» Provided information
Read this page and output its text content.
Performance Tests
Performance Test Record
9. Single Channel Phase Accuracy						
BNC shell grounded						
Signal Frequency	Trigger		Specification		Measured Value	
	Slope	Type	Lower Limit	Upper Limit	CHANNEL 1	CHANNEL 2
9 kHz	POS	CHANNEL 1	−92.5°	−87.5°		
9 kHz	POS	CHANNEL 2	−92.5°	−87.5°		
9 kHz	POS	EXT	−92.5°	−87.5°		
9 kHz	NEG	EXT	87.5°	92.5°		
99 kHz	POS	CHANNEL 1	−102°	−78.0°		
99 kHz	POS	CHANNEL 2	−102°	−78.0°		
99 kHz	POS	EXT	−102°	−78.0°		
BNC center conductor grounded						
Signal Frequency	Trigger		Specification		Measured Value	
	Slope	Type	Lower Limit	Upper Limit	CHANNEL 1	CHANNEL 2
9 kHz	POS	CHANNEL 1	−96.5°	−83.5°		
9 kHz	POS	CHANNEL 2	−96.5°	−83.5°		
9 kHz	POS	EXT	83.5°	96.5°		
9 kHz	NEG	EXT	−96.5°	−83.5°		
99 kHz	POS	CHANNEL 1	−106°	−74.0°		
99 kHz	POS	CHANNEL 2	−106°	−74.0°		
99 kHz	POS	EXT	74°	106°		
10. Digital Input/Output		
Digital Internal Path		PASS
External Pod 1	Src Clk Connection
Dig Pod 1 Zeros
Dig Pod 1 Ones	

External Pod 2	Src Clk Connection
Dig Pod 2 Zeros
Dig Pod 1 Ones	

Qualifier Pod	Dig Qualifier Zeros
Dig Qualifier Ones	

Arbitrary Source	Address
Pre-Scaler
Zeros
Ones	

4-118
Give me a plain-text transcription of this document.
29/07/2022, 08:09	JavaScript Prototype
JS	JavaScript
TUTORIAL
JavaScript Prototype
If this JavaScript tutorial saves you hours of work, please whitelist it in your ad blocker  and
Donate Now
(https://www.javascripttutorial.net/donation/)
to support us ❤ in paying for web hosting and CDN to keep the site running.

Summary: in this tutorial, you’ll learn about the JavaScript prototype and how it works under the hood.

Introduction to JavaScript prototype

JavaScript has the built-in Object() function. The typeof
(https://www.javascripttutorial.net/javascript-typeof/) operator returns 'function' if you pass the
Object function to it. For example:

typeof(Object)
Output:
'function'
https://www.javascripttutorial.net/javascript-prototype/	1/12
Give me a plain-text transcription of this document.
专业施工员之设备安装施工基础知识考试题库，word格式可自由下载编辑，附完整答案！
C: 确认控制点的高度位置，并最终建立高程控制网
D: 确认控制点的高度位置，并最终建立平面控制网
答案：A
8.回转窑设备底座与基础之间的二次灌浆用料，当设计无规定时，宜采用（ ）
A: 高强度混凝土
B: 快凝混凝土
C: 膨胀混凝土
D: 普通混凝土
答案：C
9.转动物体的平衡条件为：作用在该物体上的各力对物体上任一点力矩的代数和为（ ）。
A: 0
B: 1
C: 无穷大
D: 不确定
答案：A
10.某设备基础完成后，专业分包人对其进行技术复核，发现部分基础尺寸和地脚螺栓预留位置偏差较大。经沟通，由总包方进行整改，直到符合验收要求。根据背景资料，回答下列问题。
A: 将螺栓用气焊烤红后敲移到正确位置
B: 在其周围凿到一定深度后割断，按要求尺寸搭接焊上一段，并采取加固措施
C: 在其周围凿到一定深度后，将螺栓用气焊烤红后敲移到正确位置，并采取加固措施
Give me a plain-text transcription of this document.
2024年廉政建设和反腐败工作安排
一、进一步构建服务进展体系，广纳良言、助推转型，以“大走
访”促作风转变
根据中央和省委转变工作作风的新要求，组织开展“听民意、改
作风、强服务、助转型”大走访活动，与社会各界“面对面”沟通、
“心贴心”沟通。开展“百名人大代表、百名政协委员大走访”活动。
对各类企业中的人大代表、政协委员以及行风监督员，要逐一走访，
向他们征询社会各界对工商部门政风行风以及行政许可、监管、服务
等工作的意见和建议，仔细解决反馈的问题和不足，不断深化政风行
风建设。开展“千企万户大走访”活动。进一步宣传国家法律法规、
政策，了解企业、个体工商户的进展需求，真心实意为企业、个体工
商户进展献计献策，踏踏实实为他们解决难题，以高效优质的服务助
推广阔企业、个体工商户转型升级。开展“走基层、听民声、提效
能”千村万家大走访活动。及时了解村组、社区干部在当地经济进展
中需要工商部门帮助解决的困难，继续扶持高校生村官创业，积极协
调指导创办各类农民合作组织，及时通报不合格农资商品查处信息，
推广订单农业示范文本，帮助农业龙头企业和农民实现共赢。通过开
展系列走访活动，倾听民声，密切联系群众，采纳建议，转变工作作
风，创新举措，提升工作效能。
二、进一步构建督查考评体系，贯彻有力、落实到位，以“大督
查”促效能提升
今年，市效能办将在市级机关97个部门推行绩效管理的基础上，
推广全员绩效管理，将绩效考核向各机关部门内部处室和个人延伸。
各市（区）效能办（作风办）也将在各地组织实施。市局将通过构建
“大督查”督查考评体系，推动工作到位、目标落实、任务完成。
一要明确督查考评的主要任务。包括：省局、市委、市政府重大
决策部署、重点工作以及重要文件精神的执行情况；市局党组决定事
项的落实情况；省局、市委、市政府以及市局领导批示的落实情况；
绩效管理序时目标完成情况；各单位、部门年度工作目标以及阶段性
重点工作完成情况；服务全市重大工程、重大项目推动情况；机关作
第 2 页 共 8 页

» To do
Return every record above exactly as it appears.

» Solved exercise
Read this page and output its text content.
Performance Tests
Performance Test Record
9. Single Channel Phase Accuracy						
BNC shell grounded						
Signal Frequency	Trigger		Specification		Measured Value	
	Slope	Type	Lower Limit	Upper Limit	CHANNEL 1	CHANNEL 2
9 kHz	POS	CHANNEL 1	−92.5°	−87.5°		
9 kHz	POS	CHANNEL 2	−92.5°	−87.5°		
9 kHz	POS	EXT	−92.5°	−87.5°		
9 kHz	NEG	EXT	87.5°	92.5°		
99 kHz	POS	CHANNEL 1	−102°	−78.0°		
99 kHz	POS	CHANNEL 2	−102°	−78.0°		
99 kHz	POS	EXT	−102°	−78.0°		
BNC center conductor grounded						
Signal Frequency	Trigger		Specification		Measured Value	
	Slope	Type	Lower Limit	Upper Limit	CHANNEL 1	CHANNEL 2
9 kHz	POS	CHANNEL 1	−96.5°	−83.5°		
9 kHz	POS	CHANNEL 2	−96.5°	−83.5°		
9 kHz	POS	EXT	83.5°	96.5°		
9 kHz	NEG	EXT	−96.5°	−83.5°		
99 kHz	POS	CHANNEL 1	−106°	−74.0°		
99 kHz	POS	CHANNEL 2	−106°	−74.0°		
99 kHz	POS	EXT	74°	106°		
10. Digital Input/Output		
Digital Internal Path		PASS
External Pod 1	Src Clk Connection
Dig Pod 1 Zeros
Dig Pod 1 Ones	

External Pod 2	Src Clk Connection
Dig Pod 2 Zeros
Dig Pod 1 Ones	

Qualifier Pod	Dig Qualifier Zeros
Dig Qualifier Ones	

Arbitrary Source	Address
Pre-Scaler
Zeros
Ones	

4-118
Give me a plain-text transcription of this document.
29/07/2022, 08:09	JavaScript Prototype
JS	JavaScript
TUTORIAL
JavaScript Prototype
If this JavaScript tutorial saves you hours of work, please whitelist it in your ad blocker  and
Donate Now
(https://www.javascripttutorial.net/donation/)
to support us ❤ in paying for web hosting and CDN to keep the site running.

Summary: in this tutorial, you’ll learn about the JavaScript prototype and how it works under the hood.

Introduction to JavaScript prototype

JavaScript has the built-in Object() function. The typeof
(https://www.javascripttutorial.net/javascript-typeof/) operator returns 'function' if you pass the
Object function to it. For example:

typeof(Object)
Output:
'function'
https://www.javascripttutorial.net/javascript-prototype/	1/12
Give me a plain-text transcription of this document.
专业施工员之设备安装施工基础知识考试题库，word格式可自由下载编辑，附完整答案！
C: 确认控制点的高度位置，并最终建立高程控制网
D: 确认控制点的高度位置，并最终建立平面控制网
答案：A
8.回转窑设备底座与基础之间的二次灌浆用料，当设计无规定时，宜采用（ ）
A: 高强度混凝土
B: 快凝混凝土
C: 膨胀混凝土
D: 普通混凝土
答案：C
9.转动物体的平衡条件为：作用在该物体上的各力对物体上任一点力矩的代数和为（ ）。
A: 0
B: 1
C: 无穷大
D: 不确定
答案：A
10.某设备基础完成后，专业分包人对其进行技术复核，发现部分基础尺寸和地脚螺栓预留位置偏差较大。经沟通，由总包方进行整改，直到符合验收要求。根据背景资料，回答下列问题。
A: 将螺栓用气焊烤红后敲移到正确位置
B: 在其周围凿到一定深度后割断，按要求尺寸搭接焊上一段，并采取加固措施
C: 在其周围凿到一定深度后，将螺栓用气焊烤红后敲移到正确位置，并采取加固措施
Give me a plain-text transcription of this document.
2024年廉政建设和反腐败工作安排
一、进一步构建服务进展体系，广纳良言、助推转型，以“大走
访”促作风转变
根据中央和省委转变工作作风的新要求，组织开展“听民意、改
作风、强服务、助转型”大走访活动，与社会各界“面对面”沟通、
“心贴心”沟通。开展“百名人大代表、百名政协委员大走访”活动。
对各类企业中的人大代表、政协委员以及行风监督员，要逐一走访，
向他们征询社会各界对工商部门政风行风以及行政许可、监管、服务
等工作的意见和建议，仔细解决反馈的问题和不足，不断深化政风行
风建设。开展“千企万户大走访”活动。进一步宣传国家法律法规、
政策，了解企业、个体工商户的进展需求，真心实意为企业、个体工
商户进展献计献策，踏踏实实为他们解决难题，以高效优质的服务助
推广阔企业、个体工商户转型升级。开展“走基层、听民声、提效
能”千村万家大走访活动。及时了解村组、社区干部在当地经济进展
中需要工商部门帮助解决的困难，继续扶持高校生村官创业，积极协
调指导创办各类农民合作组织，及时通报不合格农资商品查处信息，
推广订单农业示范文本，帮助农业龙头企业和农民实现共赢。通过开
展系列走访活动，倾听民声，密切联系群众，采纳建议，转变工作作
风，创新举措，提升工作效能。
二、进一步构建督查考评体系，贯彻有力、落实到位，以“大督
查”促效能提升
今年，市效能办将在市级机关97个部门推行绩效管理的基础上，
推广全员绩效管理，将绩效考核向各机关部门内部处室和个人延伸。
各市（区）效能办（作风办）也将在各地组织实施。市局将通过构建
“大督查”督查考评体系，推动工作到位、目标落实、任务完成。
一要明确督查考评的主要任务。包括：省局、市委、市政府重大
决策部署、重点工作以及重要文件精神的执行情况；市局党组决定事
项的落实情况；省局、市委、市政府以及市局领导批示的落实情况；
绩效管理序时目标完成情况；各单位、部门年度工作目标以及阶段性
重点工作完成情况；服务全市重大工程、重大项目推动情况；机关作
第 2 页 共 8 页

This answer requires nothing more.